Begin

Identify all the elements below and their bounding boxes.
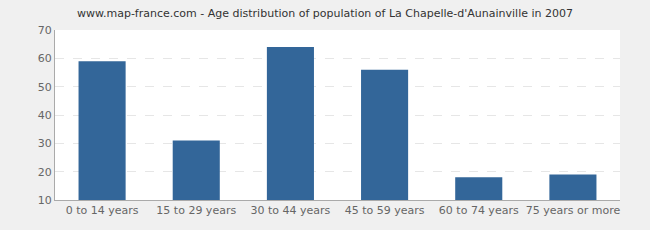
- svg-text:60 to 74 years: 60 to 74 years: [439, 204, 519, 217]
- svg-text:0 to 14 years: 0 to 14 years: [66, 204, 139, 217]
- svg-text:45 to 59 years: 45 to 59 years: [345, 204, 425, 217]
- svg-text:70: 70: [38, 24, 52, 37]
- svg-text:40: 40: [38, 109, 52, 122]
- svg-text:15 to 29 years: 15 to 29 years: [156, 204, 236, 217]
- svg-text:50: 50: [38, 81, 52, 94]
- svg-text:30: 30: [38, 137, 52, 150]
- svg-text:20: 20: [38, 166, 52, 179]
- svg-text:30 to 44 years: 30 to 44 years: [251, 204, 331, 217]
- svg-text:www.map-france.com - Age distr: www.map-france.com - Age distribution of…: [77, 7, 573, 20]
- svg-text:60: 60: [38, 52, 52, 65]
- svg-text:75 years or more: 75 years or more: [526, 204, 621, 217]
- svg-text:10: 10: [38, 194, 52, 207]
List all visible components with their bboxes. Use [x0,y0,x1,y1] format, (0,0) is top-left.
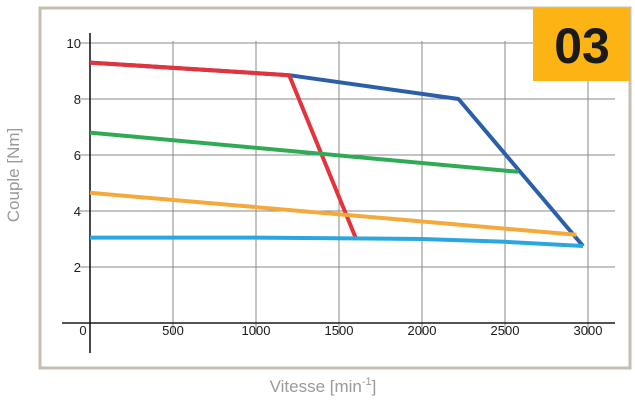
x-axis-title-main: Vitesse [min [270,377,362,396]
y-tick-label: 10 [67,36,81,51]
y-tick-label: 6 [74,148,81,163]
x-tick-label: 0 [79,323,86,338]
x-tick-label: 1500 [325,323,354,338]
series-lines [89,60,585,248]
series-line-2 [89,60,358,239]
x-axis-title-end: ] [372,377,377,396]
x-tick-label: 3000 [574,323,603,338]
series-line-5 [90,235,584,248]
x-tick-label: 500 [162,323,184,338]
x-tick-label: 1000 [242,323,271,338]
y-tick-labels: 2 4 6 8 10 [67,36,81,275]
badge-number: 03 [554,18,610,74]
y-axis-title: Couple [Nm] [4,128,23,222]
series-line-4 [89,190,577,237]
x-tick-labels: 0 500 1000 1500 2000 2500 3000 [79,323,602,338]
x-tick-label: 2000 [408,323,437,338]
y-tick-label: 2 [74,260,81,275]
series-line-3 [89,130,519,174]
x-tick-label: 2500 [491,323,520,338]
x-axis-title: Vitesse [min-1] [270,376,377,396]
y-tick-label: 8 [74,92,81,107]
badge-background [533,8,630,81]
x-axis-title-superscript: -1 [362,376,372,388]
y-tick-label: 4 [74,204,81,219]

End
Begin

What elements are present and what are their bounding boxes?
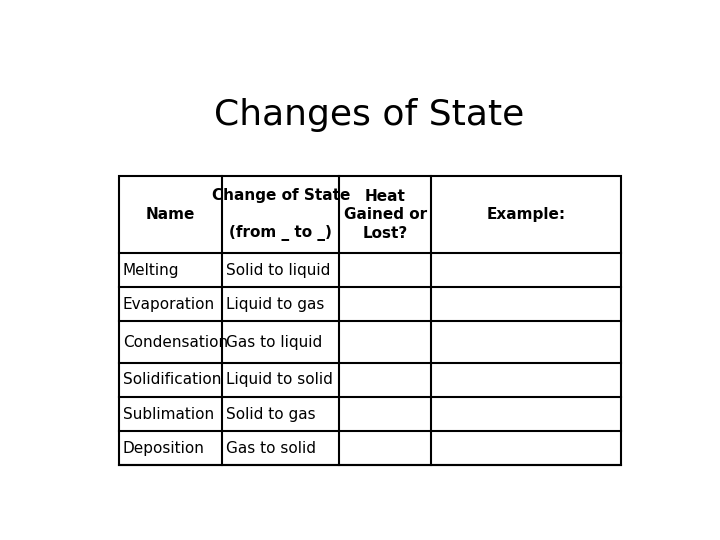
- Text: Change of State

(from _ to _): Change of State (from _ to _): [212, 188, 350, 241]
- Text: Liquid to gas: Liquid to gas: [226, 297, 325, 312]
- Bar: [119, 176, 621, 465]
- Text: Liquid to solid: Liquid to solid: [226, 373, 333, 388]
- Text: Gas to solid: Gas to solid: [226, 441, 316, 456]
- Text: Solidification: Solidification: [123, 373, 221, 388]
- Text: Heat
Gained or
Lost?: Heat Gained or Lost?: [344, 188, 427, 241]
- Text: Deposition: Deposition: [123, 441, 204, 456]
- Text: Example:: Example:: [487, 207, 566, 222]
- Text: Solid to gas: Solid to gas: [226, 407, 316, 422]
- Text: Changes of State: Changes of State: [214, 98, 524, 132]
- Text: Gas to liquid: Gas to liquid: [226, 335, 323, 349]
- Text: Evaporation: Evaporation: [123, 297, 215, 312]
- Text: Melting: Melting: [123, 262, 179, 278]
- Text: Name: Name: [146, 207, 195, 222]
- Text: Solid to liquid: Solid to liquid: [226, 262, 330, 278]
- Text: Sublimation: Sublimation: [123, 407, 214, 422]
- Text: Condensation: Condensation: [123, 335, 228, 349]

End
Begin

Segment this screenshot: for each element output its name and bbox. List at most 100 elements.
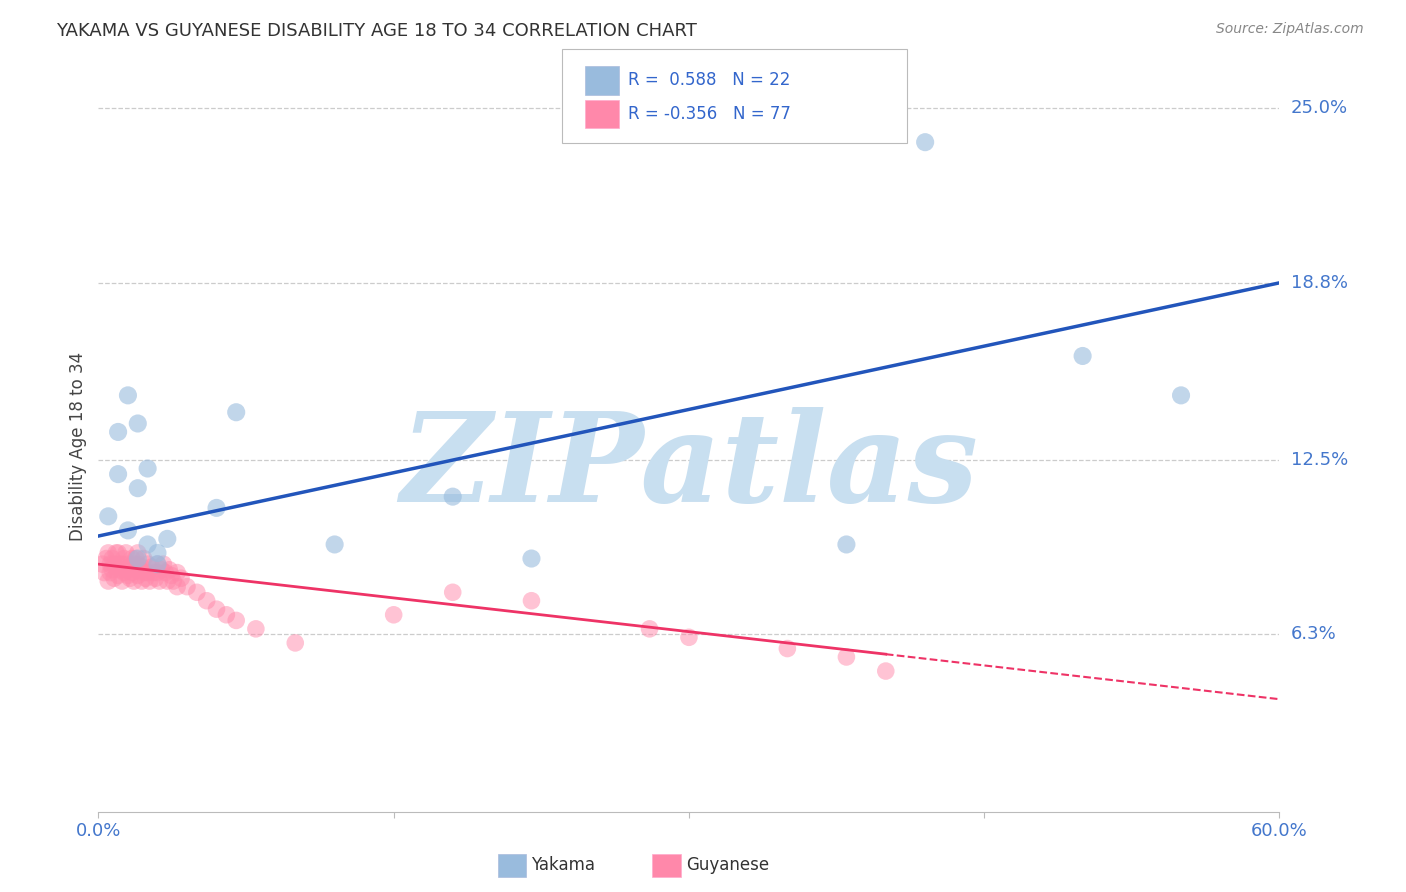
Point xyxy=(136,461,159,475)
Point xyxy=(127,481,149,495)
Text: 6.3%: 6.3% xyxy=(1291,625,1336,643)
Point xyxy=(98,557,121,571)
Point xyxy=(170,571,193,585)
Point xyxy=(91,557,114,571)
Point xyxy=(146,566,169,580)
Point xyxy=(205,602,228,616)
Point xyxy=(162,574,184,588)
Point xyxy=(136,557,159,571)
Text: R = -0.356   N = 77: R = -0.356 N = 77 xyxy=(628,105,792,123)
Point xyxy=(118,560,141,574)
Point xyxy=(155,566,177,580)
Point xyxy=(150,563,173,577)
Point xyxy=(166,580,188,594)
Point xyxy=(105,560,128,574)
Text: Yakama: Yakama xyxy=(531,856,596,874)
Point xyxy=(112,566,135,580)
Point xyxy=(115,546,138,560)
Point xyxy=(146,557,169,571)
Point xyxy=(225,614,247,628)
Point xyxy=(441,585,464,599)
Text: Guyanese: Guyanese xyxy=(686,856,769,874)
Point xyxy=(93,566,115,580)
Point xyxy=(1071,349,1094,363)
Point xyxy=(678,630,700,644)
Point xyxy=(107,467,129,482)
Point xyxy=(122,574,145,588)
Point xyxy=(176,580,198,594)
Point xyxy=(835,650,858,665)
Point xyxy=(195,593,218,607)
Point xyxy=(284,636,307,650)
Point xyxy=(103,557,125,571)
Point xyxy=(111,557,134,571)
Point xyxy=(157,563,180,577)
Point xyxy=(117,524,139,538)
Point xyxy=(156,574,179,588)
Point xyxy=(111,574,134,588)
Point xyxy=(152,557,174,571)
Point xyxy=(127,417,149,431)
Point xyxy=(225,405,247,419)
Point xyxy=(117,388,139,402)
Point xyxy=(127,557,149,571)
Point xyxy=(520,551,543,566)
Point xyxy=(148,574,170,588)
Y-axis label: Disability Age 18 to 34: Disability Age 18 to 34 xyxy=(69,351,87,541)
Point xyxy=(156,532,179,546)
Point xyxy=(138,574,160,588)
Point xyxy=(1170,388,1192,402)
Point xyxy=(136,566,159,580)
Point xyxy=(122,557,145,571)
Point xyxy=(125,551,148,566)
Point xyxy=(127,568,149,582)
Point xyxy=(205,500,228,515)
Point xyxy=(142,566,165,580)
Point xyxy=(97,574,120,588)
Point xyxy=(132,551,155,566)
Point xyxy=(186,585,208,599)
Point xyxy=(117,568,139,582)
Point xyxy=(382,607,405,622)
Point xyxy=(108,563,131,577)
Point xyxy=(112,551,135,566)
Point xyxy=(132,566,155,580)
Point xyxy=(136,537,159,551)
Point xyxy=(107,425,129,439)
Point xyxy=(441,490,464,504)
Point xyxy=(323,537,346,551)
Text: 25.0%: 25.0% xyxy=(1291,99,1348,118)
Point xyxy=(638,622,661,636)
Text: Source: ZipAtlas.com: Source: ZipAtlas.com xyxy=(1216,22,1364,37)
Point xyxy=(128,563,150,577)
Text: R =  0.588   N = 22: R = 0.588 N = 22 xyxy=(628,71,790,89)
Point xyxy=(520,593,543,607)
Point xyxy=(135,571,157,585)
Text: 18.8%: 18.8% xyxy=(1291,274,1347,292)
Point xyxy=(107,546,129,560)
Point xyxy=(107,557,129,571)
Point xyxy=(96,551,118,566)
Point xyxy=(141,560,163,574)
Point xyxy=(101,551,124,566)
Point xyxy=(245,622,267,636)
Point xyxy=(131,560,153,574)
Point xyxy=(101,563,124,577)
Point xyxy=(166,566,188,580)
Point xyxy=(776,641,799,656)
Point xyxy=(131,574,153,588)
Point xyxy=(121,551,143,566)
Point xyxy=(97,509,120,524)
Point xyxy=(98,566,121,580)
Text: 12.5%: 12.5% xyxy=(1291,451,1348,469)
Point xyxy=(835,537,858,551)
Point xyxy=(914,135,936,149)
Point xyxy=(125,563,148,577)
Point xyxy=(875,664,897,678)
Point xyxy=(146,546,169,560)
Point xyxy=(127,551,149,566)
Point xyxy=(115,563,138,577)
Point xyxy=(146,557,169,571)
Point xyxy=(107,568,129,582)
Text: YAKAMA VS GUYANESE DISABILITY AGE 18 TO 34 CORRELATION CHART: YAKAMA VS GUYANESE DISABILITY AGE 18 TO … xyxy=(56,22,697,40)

End

[What is required]
Begin at the line that contains "Point xyxy=(136,461,159,475)" and stop after the line that contains "Point xyxy=(93,566,115,580)". Render those lines as a numbered list, leaving out any blank lines.

[Output for this task]
1. Point xyxy=(136,461,159,475)
2. Point xyxy=(127,481,149,495)
3. Text: 6.3%: 6.3% xyxy=(1291,625,1336,643)
4. Point xyxy=(98,557,121,571)
5. Point xyxy=(170,571,193,585)
6. Point xyxy=(91,557,114,571)
7. Point xyxy=(146,566,169,580)
8. Point xyxy=(205,602,228,616)
9. Point xyxy=(162,574,184,588)
10. Point xyxy=(136,557,159,571)
11. Text: R = -0.356   N = 77: R = -0.356 N = 77 xyxy=(628,105,792,123)
12. Point xyxy=(118,560,141,574)
13. Point xyxy=(155,566,177,580)
14. Point xyxy=(150,563,173,577)
15. Point xyxy=(166,580,188,594)
16. Point xyxy=(105,560,128,574)
17. Text: Yakama: Yakama xyxy=(531,856,596,874)
18. Point xyxy=(112,566,135,580)
19. Point xyxy=(115,546,138,560)
20. Point xyxy=(146,557,169,571)
21. Point xyxy=(225,614,247,628)
22. Point xyxy=(441,585,464,599)
23. Text: Guyanese: Guyanese xyxy=(686,856,769,874)
24. Point xyxy=(93,566,115,580)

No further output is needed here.